> **Information given**
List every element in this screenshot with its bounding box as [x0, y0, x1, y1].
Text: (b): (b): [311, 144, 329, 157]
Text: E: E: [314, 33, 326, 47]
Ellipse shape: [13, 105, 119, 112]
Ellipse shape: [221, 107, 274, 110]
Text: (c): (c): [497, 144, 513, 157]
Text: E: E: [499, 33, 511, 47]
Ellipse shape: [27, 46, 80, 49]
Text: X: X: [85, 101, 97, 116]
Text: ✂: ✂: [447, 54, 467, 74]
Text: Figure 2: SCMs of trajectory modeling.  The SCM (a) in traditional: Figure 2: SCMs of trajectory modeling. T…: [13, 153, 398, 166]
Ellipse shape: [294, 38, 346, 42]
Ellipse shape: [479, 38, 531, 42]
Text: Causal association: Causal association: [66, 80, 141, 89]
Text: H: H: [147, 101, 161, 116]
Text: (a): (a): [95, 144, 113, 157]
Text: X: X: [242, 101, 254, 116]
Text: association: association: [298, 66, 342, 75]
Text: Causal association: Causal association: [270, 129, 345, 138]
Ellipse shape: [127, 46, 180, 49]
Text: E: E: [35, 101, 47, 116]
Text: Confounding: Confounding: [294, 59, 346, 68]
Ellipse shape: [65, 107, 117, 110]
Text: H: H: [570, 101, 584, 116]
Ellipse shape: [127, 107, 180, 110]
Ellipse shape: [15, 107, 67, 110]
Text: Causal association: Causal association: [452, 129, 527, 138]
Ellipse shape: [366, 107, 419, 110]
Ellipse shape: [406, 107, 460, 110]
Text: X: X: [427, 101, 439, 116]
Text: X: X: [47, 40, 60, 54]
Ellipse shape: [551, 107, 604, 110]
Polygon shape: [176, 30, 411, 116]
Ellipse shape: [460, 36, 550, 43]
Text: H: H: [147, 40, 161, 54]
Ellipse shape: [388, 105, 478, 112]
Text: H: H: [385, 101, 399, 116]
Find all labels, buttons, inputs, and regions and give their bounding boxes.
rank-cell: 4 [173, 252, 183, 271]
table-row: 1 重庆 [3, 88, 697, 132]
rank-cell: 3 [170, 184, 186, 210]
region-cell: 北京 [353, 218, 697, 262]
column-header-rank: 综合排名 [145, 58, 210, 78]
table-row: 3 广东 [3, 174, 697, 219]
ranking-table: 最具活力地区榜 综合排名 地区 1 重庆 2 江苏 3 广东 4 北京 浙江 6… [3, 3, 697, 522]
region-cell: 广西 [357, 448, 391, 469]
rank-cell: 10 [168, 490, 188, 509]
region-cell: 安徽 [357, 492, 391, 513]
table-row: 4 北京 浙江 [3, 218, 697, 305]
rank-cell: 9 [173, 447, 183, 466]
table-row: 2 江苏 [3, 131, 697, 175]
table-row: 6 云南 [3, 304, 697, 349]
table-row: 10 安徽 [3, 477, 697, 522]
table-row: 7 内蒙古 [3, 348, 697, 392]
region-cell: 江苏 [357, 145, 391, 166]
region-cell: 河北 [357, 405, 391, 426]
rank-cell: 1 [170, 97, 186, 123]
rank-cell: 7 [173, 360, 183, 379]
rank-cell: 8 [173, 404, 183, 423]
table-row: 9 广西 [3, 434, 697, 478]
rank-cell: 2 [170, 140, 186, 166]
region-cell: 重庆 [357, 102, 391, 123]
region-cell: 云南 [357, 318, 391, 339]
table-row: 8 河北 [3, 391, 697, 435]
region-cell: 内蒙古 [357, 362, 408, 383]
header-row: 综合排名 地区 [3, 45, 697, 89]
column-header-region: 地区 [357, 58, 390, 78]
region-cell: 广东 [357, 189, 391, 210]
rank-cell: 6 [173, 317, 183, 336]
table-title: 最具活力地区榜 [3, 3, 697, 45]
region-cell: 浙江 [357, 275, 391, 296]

> **Exercise instructions**
Can you update the material above by replacing "Ellipse shape" with "Oval shape" wherever it occurs, leaving every other line unchanged?

> **Response to the exercise**
List every element in this screenshot with its bounding box as [x0, y0, x1, y1].
Text: (b): (b): [311, 144, 329, 157]
Text: E: E: [314, 33, 326, 47]
Oval shape: [13, 105, 119, 112]
Oval shape: [221, 107, 274, 110]
Text: (c): (c): [497, 144, 513, 157]
Text: E: E: [499, 33, 511, 47]
Oval shape: [27, 46, 80, 49]
Text: X: X: [85, 101, 97, 116]
Text: ✂: ✂: [447, 54, 467, 74]
Text: Figure 2: SCMs of trajectory modeling.  The SCM (a) in traditional: Figure 2: SCMs of trajectory modeling. T…: [13, 153, 398, 166]
Oval shape: [294, 38, 346, 42]
Oval shape: [479, 38, 531, 42]
Text: Causal association: Causal association: [66, 80, 141, 89]
Text: H: H: [147, 101, 161, 116]
Text: (a): (a): [95, 144, 113, 157]
Text: X: X: [242, 101, 254, 116]
Text: association: association: [298, 66, 342, 75]
Text: Causal association: Causal association: [270, 129, 345, 138]
Oval shape: [127, 46, 180, 49]
Text: E: E: [35, 101, 47, 116]
Text: Confounding: Confounding: [294, 59, 346, 68]
Oval shape: [65, 107, 117, 110]
Text: H: H: [570, 101, 584, 116]
Oval shape: [127, 107, 180, 110]
Oval shape: [15, 107, 67, 110]
Text: Causal association: Causal association: [452, 129, 527, 138]
Oval shape: [366, 107, 419, 110]
Oval shape: [406, 107, 460, 110]
Text: X: X: [427, 101, 439, 116]
Text: X: X: [47, 40, 60, 54]
Oval shape: [551, 107, 604, 110]
Polygon shape: [176, 30, 411, 116]
Oval shape: [460, 36, 550, 43]
Text: H: H: [147, 40, 161, 54]
Oval shape: [388, 105, 478, 112]
Text: H: H: [385, 101, 399, 116]
Find all labels, buttons, inputs, and regions and give their bounding boxes.
rank-cell: 4 [173, 252, 183, 271]
table-row: 1 重庆 [3, 88, 697, 132]
rank-cell: 3 [170, 184, 186, 210]
region-cell: 北京 [353, 218, 697, 262]
column-header-rank: 综合排名 [145, 58, 210, 78]
table-row: 3 广东 [3, 174, 697, 219]
ranking-table: 最具活力地区榜 综合排名 地区 1 重庆 2 江苏 3 广东 4 北京 浙江 6… [3, 3, 697, 522]
region-cell: 广西 [357, 448, 391, 469]
rank-cell: 10 [168, 490, 188, 509]
region-cell: 安徽 [357, 492, 391, 513]
table-row: 4 北京 浙江 [3, 218, 697, 305]
rank-cell: 9 [173, 447, 183, 466]
table-row: 2 江苏 [3, 131, 697, 175]
table-row: 6 云南 [3, 304, 697, 349]
table-row: 10 安徽 [3, 477, 697, 522]
table-row: 7 内蒙古 [3, 348, 697, 392]
region-cell: 江苏 [357, 145, 391, 166]
region-cell: 河北 [357, 405, 391, 426]
rank-cell: 1 [170, 97, 186, 123]
rank-cell: 7 [173, 360, 183, 379]
rank-cell: 8 [173, 404, 183, 423]
table-row: 9 广西 [3, 434, 697, 478]
rank-cell: 2 [170, 140, 186, 166]
region-cell: 重庆 [357, 102, 391, 123]
region-cell: 云南 [357, 318, 391, 339]
table-row: 8 河北 [3, 391, 697, 435]
region-cell: 内蒙古 [357, 362, 408, 383]
header-row: 综合排名 地区 [3, 45, 697, 89]
column-header-region: 地区 [357, 58, 390, 78]
region-cell: 广东 [357, 189, 391, 210]
rank-cell: 6 [173, 317, 183, 336]
table-title: 最具活力地区榜 [3, 3, 697, 45]
region-cell: 浙江 [357, 275, 391, 296]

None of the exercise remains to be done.